▶ DO THIS
Write down every entry below once more, exactly.

▶ SUPPLIED MATERIAL
====

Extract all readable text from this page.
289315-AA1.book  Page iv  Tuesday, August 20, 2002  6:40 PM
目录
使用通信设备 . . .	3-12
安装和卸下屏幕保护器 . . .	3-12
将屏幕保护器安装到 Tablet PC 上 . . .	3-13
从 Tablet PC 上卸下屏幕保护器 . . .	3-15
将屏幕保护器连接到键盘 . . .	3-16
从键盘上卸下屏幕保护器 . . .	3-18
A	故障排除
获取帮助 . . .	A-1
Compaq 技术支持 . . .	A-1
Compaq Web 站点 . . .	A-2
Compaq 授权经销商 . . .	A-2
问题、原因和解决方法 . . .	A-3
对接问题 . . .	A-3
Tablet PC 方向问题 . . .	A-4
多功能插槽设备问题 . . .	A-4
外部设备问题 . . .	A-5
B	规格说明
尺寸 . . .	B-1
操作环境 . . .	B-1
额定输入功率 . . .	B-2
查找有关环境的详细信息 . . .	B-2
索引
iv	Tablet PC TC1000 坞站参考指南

====

▶ RESPONSE
Extract all readable text from this page.
289315-AA1.book  Page iv  Tuesday, August 20, 2002  6:40 PM
目录
使用通信设备 . . .	3-12
安装和卸下屏幕保护器 . . .	3-12
将屏幕保护器安装到 Tablet PC 上 . . .	3-13
从 Tablet PC 上卸下屏幕保护器 . . .	3-15
将屏幕保护器连接到键盘 . . .	3-16
从键盘上卸下屏幕保护器 . . .	3-18
A	故障排除
获取帮助 . . .	A-1
Compaq 技术支持 . . .	A-1
Compaq Web 站点 . . .	A-2
Compaq 授权经销商 . . .	A-2
问题、原因和解决方法 . . .	A-3
对接问题 . . .	A-3
Tablet PC 方向问题 . . .	A-4
多功能插槽设备问题 . . .	A-4
外部设备问题 . . .	A-5
B	规格说明
尺寸 . . .	B-1
操作环境 . . .	B-1
额定输入功率 . . .	B-2
查找有关环境的详细信息 . . .	B-2
索引
iv	Tablet PC TC1000 坞站参考指南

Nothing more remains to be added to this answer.